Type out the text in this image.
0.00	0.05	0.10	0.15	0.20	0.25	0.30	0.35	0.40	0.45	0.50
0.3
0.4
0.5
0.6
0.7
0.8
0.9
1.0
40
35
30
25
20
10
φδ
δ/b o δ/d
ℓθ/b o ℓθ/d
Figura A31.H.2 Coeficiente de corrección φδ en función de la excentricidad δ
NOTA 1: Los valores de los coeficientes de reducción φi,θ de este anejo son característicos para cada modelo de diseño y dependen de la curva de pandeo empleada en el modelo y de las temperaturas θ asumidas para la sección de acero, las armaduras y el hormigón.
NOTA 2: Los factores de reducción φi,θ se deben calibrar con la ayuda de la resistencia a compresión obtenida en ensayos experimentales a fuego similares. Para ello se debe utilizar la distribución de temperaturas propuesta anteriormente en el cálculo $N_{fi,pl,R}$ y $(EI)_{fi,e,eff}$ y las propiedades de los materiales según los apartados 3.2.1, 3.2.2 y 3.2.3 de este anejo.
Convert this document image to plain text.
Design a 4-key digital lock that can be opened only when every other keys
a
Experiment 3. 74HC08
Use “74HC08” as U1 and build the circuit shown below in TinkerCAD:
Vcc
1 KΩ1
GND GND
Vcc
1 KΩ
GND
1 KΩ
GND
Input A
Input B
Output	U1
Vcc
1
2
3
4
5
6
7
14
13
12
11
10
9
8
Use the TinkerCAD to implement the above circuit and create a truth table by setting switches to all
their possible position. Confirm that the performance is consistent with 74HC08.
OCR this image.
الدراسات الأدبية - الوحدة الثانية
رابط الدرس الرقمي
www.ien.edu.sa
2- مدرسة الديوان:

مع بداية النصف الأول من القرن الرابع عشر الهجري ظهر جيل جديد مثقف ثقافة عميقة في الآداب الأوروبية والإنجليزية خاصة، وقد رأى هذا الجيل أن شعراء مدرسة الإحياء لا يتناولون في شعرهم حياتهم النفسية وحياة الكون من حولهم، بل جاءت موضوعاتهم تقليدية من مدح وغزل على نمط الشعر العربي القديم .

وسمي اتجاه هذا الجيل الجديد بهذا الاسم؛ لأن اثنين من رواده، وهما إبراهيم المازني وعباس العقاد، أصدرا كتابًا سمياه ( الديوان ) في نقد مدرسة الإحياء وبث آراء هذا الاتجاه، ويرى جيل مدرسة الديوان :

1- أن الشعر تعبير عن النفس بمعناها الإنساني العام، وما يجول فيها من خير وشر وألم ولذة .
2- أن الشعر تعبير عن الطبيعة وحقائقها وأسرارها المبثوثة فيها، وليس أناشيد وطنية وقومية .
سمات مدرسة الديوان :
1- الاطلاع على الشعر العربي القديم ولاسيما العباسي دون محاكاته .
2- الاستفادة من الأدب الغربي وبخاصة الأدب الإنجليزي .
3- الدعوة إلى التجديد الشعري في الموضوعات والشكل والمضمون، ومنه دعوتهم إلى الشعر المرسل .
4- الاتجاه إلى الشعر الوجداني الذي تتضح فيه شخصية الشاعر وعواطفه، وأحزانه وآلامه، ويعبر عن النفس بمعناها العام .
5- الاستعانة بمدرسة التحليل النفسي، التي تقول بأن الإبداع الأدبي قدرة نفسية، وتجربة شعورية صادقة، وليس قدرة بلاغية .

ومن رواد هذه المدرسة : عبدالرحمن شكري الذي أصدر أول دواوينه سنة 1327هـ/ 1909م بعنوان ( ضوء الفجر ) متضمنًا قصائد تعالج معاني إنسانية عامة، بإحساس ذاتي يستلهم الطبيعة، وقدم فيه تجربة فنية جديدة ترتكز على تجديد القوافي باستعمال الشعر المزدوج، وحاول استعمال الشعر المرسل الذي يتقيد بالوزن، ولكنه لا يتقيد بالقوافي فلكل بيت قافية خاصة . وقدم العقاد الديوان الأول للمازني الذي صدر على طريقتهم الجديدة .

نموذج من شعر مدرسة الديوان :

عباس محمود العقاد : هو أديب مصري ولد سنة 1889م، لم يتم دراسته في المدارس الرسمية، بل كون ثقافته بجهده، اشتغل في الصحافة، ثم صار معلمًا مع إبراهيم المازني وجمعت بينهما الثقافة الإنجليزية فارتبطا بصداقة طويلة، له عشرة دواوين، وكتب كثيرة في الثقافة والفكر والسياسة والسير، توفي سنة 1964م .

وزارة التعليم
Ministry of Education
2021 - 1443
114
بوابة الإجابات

_EXERCISE DESCRIPTION_. Extract the complete listing above, reproducing each line exactly.

_EXERCISE RESPONSE_.
Type out the text in this image.
0.00	0.05	0.10	0.15	0.20	0.25	0.30	0.35	0.40	0.45	0.50
0.3
0.4
0.5
0.6
0.7
0.8
0.9
1.0
40
35
30
25
20
10
φδ
δ/b o δ/d
ℓθ/b o ℓθ/d
Figura A31.H.2 Coeficiente de corrección φδ en función de la excentricidad δ
NOTA 1: Los valores de los coeficientes de reducción φi,θ de este anejo son característicos para cada modelo de diseño y dependen de la curva de pandeo empleada en el modelo y de las temperaturas θ asumidas para la sección de acero, las armaduras y el hormigón.
NOTA 2: Los factores de reducción φi,θ se deben calibrar con la ayuda de la resistencia a compresión obtenida en ensayos experimentales a fuego similares. Para ello se debe utilizar la distribución de temperaturas propuesta anteriormente en el cálculo $N_{fi,pl,R}$ y $(EI)_{fi,e,eff}$ y las propiedades de los materiales según los apartados 3.2.1, 3.2.2 y 3.2.3 de este anejo.
Convert this document image to plain text.
Design a 4-key digital lock that can be opened only when every other keys
a
Experiment 3. 74HC08
Use “74HC08” as U1 and build the circuit shown below in TinkerCAD:
Vcc
1 KΩ1
GND GND
Vcc
1 KΩ
GND
1 KΩ
GND
Input A
Input B
Output	U1
Vcc
1
2
3
4
5
6
7
14
13
12
11
10
9
8
Use the TinkerCAD to implement the above circuit and create a truth table by setting switches to all
their possible position. Confirm that the performance is consistent with 74HC08.
OCR this image.
الدراسات الأدبية - الوحدة الثانية
رابط الدرس الرقمي
www.ien.edu.sa
2- مدرسة الديوان:

مع بداية النصف الأول من القرن الرابع عشر الهجري ظهر جيل جديد مثقف ثقافة عميقة في الآداب الأوروبية والإنجليزية خاصة، وقد رأى هذا الجيل أن شعراء مدرسة الإحياء لا يتناولون في شعرهم حياتهم النفسية وحياة الكون من حولهم، بل جاءت موضوعاتهم تقليدية من مدح وغزل على نمط الشعر العربي القديم .

وسمي اتجاه هذا الجيل الجديد بهذا الاسم؛ لأن اثنين من رواده، وهما إبراهيم المازني وعباس العقاد، أصدرا كتابًا سمياه ( الديوان ) في نقد مدرسة الإحياء وبث آراء هذا الاتجاه، ويرى جيل مدرسة الديوان :

1- أن الشعر تعبير عن النفس بمعناها الإنساني العام، وما يجول فيها من خير وشر وألم ولذة .
2- أن الشعر تعبير عن الطبيعة وحقائقها وأسرارها المبثوثة فيها، وليس أناشيد وطنية وقومية .
سمات مدرسة الديوان :
1- الاطلاع على الشعر العربي القديم ولاسيما العباسي دون محاكاته .
2- الاستفادة من الأدب الغربي وبخاصة الأدب الإنجليزي .
3- الدعوة إلى التجديد الشعري في الموضوعات والشكل والمضمون، ومنه دعوتهم إلى الشعر المرسل .
4- الاتجاه إلى الشعر الوجداني الذي تتضح فيه شخصية الشاعر وعواطفه، وأحزانه وآلامه، ويعبر عن النفس بمعناها العام .
5- الاستعانة بمدرسة التحليل النفسي، التي تقول بأن الإبداع الأدبي قدرة نفسية، وتجربة شعورية صادقة، وليس قدرة بلاغية .

ومن رواد هذه المدرسة : عبدالرحمن شكري الذي أصدر أول دواوينه سنة 1327هـ/ 1909م بعنوان ( ضوء الفجر ) متضمنًا قصائد تعالج معاني إنسانية عامة، بإحساس ذاتي يستلهم الطبيعة، وقدم فيه تجربة فنية جديدة ترتكز على تجديد القوافي باستعمال الشعر المزدوج، وحاول استعمال الشعر المرسل الذي يتقيد بالوزن، ولكنه لا يتقيد بالقوافي فلكل بيت قافية خاصة . وقدم العقاد الديوان الأول للمازني الذي صدر على طريقتهم الجديدة .

نموذج من شعر مدرسة الديوان :

عباس محمود العقاد : هو أديب مصري ولد سنة 1889م، لم يتم دراسته في المدارس الرسمية، بل كون ثقافته بجهده، اشتغل في الصحافة، ثم صار معلمًا مع إبراهيم المازني وجمعت بينهما الثقافة الإنجليزية فارتبطا بصداقة طويلة، له عشرة دواوين، وكتب كثيرة في الثقافة والفكر والسياسة والسير، توفي سنة 1964م .

وزارة التعليم
Ministry of Education
2021 - 1443
114
بوابة الإجابات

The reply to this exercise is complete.